# EXERCISE PROMPT:
Read through the records below and copy each line that uses the word "offset".

# STORED ROWS:
_ _ _ _ _

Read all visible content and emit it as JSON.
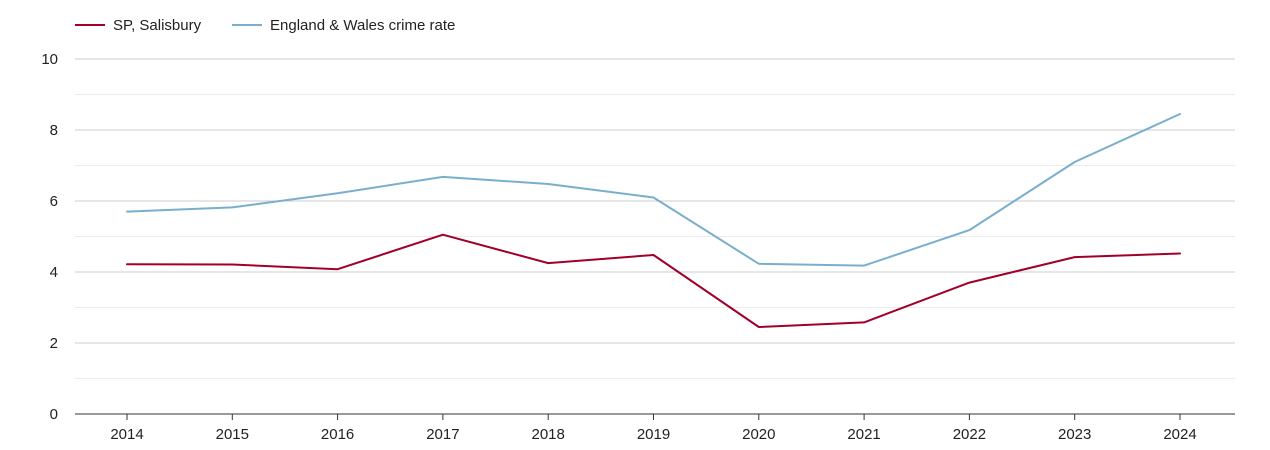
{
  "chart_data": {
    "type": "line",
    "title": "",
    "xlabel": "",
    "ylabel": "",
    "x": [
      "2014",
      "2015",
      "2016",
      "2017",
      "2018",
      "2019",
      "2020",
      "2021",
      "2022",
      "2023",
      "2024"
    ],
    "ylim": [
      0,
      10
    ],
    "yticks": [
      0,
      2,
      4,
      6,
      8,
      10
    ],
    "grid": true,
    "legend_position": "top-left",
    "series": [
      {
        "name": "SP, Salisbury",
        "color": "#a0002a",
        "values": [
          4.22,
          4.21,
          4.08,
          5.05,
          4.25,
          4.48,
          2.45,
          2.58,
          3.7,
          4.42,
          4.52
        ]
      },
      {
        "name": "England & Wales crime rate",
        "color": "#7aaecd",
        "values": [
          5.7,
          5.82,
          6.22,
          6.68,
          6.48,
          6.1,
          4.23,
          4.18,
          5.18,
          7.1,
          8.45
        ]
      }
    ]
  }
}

_ _ _ _ _

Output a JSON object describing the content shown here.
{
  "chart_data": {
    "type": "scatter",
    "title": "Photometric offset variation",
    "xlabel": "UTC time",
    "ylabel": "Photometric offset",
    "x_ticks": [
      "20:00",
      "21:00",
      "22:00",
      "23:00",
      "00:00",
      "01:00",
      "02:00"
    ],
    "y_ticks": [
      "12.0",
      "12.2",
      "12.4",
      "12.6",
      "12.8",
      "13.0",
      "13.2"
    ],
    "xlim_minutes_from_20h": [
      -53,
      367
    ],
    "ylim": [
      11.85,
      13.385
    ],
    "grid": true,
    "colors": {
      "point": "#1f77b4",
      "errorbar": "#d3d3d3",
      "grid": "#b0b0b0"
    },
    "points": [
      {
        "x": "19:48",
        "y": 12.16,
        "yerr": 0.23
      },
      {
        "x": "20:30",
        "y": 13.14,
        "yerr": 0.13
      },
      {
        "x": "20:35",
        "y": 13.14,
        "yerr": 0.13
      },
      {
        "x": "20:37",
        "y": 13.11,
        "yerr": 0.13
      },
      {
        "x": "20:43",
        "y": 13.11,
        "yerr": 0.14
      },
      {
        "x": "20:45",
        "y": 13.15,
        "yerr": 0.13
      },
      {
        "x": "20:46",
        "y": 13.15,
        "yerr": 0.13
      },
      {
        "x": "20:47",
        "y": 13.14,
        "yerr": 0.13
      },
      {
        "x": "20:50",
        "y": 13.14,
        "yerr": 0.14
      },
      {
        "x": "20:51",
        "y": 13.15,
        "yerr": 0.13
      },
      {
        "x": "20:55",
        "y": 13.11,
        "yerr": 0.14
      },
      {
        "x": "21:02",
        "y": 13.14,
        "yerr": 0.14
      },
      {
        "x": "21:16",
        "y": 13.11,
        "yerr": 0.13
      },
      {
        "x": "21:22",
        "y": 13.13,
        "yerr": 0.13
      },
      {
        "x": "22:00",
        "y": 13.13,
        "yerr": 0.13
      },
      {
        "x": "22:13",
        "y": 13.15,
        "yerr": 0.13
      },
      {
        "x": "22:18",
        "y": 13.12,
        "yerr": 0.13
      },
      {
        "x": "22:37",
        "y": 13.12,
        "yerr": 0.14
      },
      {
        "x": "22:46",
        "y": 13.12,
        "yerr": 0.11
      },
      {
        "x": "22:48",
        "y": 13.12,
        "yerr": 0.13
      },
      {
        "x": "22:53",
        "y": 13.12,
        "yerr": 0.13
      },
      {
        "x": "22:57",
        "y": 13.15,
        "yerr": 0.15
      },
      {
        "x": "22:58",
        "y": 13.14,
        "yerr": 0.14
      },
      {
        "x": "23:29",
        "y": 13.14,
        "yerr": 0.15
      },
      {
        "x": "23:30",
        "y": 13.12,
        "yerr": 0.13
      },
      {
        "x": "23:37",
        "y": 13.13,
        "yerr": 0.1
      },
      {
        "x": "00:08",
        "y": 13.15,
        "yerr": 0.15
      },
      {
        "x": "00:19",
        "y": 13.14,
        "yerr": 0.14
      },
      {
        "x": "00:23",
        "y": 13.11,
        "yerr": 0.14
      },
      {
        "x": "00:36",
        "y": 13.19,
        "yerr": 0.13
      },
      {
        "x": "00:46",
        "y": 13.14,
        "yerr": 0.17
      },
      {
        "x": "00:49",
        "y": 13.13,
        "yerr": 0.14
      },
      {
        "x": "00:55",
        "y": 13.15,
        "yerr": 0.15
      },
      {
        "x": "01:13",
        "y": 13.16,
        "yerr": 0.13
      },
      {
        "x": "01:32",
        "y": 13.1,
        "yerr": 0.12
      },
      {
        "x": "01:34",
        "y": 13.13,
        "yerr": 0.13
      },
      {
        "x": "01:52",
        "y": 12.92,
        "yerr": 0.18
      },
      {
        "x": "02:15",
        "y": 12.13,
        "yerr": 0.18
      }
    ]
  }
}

_ _ _ _ _

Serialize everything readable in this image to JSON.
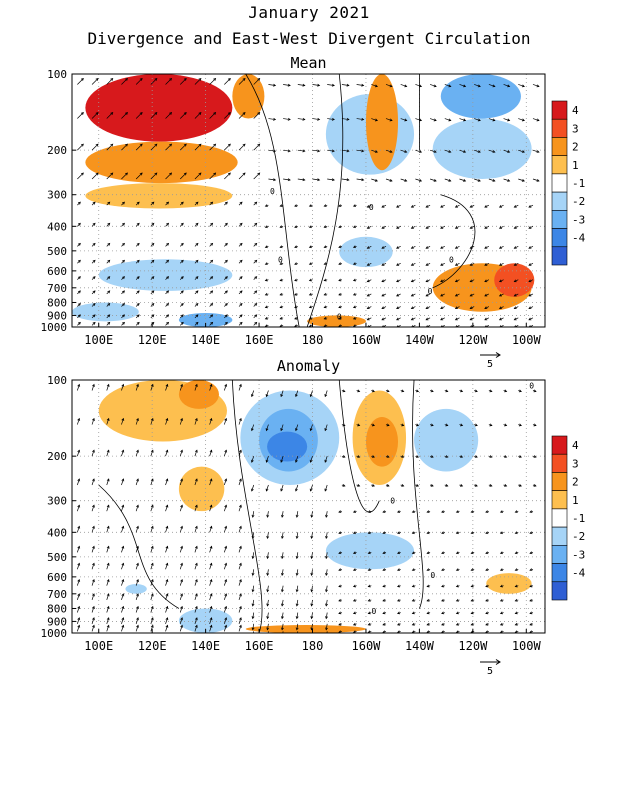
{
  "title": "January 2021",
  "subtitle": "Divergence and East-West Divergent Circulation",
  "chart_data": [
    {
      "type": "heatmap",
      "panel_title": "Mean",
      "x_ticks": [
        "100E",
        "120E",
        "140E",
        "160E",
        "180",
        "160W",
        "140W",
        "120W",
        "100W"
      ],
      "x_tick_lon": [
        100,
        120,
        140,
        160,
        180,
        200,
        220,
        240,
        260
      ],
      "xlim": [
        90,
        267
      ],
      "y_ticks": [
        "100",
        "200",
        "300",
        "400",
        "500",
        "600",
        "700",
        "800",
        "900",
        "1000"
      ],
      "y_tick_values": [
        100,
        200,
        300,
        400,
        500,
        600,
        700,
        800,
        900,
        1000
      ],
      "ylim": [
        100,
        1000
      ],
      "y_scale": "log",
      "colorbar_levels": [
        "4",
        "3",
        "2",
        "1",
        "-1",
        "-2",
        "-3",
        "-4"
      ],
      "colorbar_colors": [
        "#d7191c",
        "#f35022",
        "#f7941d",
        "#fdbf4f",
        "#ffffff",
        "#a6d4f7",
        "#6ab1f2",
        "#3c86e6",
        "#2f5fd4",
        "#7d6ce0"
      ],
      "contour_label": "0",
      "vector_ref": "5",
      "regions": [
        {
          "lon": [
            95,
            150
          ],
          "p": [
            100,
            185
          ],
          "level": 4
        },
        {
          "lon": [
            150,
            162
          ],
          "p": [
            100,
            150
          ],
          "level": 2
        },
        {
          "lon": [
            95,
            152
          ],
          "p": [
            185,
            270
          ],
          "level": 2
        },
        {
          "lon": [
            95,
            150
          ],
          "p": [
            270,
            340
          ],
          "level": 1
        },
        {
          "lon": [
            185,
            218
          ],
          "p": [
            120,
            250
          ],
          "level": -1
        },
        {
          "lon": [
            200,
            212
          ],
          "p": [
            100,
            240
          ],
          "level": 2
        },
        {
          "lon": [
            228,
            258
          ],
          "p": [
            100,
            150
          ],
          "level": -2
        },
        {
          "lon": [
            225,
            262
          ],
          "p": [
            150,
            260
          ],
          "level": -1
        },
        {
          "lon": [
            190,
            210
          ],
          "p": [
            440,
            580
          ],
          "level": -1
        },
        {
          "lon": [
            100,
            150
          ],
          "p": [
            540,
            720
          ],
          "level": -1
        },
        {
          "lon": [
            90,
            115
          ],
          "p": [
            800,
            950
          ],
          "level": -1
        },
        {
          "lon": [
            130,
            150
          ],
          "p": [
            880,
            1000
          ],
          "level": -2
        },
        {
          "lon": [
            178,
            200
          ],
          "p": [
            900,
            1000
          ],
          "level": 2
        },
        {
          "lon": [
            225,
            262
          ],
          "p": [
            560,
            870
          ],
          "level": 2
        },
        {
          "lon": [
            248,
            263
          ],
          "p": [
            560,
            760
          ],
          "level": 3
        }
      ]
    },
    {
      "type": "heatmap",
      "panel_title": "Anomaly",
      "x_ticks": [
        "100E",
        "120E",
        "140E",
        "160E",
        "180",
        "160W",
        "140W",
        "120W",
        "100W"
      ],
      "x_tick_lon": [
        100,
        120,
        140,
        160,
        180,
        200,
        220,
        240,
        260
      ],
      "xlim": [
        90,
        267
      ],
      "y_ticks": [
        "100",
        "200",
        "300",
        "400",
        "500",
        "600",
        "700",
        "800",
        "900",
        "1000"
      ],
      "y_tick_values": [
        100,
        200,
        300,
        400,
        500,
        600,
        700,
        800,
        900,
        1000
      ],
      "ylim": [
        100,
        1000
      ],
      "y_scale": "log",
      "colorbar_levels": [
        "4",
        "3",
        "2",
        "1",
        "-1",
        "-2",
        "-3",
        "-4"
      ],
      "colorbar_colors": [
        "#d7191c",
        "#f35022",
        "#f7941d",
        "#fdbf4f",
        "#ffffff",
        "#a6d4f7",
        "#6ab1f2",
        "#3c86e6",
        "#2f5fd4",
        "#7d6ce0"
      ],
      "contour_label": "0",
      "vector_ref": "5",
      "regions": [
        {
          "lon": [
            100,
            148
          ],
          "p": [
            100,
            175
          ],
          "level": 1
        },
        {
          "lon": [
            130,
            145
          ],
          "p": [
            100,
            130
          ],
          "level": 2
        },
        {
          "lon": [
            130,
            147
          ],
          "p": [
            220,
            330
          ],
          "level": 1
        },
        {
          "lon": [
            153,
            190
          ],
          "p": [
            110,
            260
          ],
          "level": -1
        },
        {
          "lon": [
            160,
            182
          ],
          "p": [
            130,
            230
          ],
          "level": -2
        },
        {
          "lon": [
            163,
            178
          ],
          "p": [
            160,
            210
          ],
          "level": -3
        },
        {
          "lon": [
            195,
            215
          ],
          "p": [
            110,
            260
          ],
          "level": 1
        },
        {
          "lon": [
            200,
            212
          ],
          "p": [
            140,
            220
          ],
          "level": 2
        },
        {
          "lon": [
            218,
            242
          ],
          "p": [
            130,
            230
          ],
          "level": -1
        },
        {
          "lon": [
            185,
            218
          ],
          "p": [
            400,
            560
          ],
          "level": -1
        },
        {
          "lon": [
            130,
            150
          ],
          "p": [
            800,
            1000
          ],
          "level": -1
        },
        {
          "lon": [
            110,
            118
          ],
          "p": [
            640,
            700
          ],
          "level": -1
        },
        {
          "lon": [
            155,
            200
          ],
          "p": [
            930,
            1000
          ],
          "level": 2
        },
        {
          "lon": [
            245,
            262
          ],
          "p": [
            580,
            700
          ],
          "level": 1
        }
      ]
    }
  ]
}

_ _ _ _ _

# SOLUTION TO THE EXERCISE:
    "title": "Photometric offset variation",
    "ylabel": "Photometric offset",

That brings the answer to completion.